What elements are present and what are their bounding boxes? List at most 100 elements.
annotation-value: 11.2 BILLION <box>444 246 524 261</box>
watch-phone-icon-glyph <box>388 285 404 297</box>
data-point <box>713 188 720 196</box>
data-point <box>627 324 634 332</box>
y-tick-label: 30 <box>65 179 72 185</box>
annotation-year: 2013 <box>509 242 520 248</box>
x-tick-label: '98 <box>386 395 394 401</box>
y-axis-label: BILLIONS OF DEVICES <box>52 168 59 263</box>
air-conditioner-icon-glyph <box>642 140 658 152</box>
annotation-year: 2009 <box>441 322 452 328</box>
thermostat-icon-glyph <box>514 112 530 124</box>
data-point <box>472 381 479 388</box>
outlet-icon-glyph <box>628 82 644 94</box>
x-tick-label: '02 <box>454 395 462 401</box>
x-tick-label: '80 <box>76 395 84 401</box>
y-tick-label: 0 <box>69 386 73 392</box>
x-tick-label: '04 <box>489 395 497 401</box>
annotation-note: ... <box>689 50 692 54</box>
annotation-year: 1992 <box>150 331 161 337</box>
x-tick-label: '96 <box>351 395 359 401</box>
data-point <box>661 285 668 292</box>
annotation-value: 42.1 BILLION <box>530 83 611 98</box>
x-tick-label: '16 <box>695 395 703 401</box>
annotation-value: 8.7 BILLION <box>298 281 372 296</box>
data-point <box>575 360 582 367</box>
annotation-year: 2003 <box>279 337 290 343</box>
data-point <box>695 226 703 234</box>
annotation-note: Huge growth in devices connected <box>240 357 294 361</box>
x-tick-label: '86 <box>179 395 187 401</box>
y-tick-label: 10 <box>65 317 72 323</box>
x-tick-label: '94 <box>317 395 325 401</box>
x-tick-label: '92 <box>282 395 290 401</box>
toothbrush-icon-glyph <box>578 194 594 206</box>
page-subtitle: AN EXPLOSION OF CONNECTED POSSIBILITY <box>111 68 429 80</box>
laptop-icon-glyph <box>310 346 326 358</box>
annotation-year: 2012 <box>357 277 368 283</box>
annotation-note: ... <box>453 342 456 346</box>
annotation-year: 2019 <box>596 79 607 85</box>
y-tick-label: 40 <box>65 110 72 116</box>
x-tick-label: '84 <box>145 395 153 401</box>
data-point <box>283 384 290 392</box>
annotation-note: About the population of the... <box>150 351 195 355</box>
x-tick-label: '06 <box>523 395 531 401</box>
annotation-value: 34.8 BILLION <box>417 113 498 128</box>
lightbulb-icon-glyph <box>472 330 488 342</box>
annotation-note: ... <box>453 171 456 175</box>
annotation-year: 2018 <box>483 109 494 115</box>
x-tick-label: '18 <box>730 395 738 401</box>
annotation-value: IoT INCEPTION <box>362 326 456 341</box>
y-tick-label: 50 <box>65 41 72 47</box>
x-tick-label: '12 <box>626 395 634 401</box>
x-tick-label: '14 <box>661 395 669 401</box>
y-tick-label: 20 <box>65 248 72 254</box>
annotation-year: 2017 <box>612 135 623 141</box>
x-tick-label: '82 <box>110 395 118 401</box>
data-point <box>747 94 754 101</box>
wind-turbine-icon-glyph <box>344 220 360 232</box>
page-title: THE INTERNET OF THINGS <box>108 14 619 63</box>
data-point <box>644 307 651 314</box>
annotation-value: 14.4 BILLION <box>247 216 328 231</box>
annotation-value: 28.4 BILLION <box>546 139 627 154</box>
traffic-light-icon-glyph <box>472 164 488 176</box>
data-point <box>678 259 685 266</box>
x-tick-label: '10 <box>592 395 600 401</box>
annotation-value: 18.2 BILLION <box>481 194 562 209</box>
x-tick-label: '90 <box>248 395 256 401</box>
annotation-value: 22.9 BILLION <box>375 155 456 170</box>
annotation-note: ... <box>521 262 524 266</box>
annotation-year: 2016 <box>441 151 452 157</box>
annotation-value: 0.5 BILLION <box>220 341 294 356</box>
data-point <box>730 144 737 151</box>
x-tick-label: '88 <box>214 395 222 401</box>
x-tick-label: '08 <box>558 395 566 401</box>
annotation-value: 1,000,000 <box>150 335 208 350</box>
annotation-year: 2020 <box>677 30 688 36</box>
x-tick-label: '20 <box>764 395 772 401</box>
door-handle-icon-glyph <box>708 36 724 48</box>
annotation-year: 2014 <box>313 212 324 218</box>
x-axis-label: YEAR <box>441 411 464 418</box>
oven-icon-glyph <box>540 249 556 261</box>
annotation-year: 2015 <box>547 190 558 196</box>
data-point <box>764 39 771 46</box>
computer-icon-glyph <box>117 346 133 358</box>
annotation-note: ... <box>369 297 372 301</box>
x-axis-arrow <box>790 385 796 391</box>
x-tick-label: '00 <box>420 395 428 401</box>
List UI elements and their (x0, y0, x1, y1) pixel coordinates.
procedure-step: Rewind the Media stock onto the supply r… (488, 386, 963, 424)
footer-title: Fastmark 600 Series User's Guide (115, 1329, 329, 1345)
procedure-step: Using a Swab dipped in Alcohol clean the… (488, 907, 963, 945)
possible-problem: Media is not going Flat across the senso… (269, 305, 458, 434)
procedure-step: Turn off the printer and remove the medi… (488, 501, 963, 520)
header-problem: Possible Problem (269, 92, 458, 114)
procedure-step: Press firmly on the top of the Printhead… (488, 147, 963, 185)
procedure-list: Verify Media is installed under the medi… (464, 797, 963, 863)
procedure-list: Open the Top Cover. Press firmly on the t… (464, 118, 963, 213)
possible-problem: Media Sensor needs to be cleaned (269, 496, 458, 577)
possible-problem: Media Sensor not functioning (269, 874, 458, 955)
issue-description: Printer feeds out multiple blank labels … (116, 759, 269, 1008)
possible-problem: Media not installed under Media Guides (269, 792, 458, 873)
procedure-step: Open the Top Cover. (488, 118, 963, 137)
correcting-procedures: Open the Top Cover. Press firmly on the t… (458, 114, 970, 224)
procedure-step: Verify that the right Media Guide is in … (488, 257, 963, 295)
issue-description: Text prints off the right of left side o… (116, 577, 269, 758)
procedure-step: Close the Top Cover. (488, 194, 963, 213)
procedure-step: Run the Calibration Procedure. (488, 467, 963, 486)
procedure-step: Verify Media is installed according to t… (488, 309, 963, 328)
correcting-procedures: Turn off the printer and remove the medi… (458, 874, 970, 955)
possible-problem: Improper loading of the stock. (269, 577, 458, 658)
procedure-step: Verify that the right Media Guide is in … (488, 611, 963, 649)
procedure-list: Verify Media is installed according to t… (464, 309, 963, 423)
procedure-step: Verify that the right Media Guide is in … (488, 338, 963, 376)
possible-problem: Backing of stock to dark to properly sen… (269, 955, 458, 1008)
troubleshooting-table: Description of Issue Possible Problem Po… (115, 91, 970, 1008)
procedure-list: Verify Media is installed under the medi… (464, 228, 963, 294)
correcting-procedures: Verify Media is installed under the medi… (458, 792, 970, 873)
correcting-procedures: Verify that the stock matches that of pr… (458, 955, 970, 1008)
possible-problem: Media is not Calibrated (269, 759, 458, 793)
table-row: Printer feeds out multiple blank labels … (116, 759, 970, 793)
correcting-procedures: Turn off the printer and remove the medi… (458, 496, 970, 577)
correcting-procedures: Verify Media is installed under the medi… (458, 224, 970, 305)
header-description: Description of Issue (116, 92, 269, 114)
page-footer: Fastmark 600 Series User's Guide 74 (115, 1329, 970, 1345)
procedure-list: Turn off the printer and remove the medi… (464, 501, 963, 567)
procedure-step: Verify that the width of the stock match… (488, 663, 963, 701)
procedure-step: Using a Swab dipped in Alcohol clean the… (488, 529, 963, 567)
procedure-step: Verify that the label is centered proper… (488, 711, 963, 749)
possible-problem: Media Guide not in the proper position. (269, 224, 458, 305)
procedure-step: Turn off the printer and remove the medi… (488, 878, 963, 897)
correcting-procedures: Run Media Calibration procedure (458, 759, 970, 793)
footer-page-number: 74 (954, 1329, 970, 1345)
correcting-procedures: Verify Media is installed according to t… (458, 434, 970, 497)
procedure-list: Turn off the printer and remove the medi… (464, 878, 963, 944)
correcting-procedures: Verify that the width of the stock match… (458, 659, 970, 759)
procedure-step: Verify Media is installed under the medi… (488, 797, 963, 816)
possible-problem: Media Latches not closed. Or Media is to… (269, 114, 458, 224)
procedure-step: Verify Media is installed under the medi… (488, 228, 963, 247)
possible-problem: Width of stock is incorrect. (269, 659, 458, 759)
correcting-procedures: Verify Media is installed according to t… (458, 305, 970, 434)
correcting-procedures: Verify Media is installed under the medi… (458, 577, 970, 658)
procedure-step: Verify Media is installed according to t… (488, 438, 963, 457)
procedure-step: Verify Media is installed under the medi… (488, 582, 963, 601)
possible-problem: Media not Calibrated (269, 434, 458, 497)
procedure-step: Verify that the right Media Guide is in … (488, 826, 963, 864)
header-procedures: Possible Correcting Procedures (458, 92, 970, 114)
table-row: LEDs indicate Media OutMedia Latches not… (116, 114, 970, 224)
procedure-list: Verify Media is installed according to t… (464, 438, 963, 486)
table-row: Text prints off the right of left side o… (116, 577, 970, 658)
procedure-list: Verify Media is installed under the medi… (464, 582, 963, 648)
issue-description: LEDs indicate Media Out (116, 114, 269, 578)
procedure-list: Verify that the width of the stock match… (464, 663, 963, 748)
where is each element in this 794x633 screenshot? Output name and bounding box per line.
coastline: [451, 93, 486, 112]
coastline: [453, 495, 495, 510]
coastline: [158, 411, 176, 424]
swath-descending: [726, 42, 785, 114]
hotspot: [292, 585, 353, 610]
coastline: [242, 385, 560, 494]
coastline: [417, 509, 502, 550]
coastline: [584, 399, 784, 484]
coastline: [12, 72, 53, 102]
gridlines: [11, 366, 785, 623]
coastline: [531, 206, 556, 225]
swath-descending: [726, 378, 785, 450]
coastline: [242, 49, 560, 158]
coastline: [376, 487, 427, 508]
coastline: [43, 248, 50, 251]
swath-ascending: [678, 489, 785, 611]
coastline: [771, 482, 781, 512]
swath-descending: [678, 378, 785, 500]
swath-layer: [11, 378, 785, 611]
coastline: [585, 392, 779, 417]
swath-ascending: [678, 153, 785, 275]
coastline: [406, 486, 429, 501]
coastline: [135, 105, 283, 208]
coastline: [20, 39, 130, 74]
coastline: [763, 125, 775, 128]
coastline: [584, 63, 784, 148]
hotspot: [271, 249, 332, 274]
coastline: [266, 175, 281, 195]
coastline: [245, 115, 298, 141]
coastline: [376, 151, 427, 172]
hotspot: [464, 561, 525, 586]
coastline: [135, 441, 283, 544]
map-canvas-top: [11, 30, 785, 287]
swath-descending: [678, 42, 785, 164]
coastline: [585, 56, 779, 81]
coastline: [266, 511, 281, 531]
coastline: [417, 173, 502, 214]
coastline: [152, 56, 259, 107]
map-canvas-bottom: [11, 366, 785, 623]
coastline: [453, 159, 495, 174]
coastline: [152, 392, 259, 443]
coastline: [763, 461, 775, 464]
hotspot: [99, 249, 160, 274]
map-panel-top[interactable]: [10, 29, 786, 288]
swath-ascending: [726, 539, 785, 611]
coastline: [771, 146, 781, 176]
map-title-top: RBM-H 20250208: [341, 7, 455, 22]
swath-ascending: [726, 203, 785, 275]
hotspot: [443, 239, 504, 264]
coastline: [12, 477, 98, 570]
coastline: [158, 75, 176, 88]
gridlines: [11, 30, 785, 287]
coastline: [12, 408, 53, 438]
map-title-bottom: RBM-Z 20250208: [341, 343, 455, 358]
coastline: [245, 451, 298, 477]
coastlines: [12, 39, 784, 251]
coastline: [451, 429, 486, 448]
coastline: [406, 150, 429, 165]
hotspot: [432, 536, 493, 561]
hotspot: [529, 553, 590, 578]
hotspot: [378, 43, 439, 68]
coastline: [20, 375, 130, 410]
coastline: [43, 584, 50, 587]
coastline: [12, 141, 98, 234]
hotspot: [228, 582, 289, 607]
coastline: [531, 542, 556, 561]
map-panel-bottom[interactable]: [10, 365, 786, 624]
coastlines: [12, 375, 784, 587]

● **Work to complete**
How many lines in the entries above contain the string "axis"? Give only the number.

● **Worked solution**
3